== Source text ==
Albanian cleared of crime but loses kids anyway/Clash of cultures catches couple


Houston Chronicle Copyright 1995

Sunday, September 17, 1995

A NEWS

JIM SCHUTZE, Houston Chronicle Dallas Bureau Staff

DALLAS - The Krasniqi family home, like the bizarre criminal case that has swallowed their lives, is a kind of magic mirror, typically American, middle-class, even bland on the surface.

But by pausing and looking just a little more carefully at the furnishings and pictures on the wall, one can step right through that veneer into medieval Albania.

Sadri Krasniqi had around himself the cloak of suburban familiarity on the day he was arrested for what appeared to be a calm molestation of his 4-year-old daughter in front of hundreds of people in a crowded high school gymnasium. On the surface he looked like a garden-variety, middle-class father, proudly videotaping his son at a suburban karate tournament.

The difference between him and other fathers at the tournament, witnesses said, was that he was a monster. He had placed his young daughter across his lap, they said later under oath, and he was sexually abusing her with his hands beneath her clothing while sitting in the front row to watch his son compete.

Even more amazing to authorities at the time, Krasniqi, then 49, was oddly willing to admit his actions. A 25-year-old social worker who interviewed him in jail (in spite of the fact Krasniqi barely understood English), said in her case notes: ""He also stated that he has fondled his daughter at his restaurant, Brothers Pizza, on several occasions in front of his customers."

Eventually Krasniqi (pronounced Kraz-NEE-chee) was acquitted of all charges against him, when a noted anthropologist came to court and solved the mystery of his behavior: Beneath the suburban-Joe veneer, beneath the Polo shirt and the fastidiously creased chinos, Krasniqi was an ethnic Albanian thousands of miles and thousands of years away from Plano, Texas, in the district of Kosovo, Serbia - a land of rigid custom where the intimate touching of children was acceptable because sex with children was unthinkable.

== Data excerpt ==
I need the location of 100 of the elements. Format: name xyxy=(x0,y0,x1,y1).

== Task to complete ==
Reproduce the passage of the news article above that begins with the words "Sadri Krasniqi had" and ends with "suburban karate tournament.", substituting "auditorium" for "gymnasium".

== Output ==
Sadri Krasniqi had around himself the cloak of suburban familiarity on the day he was arrested for what appeared to be a calm molestation of his 4-year-old daughter in front of hundreds of people in a crowded high school auditorium. On the surface he looked like a garden-variety, middle-class father, proudly videotaping his son at a suburban karate tournament.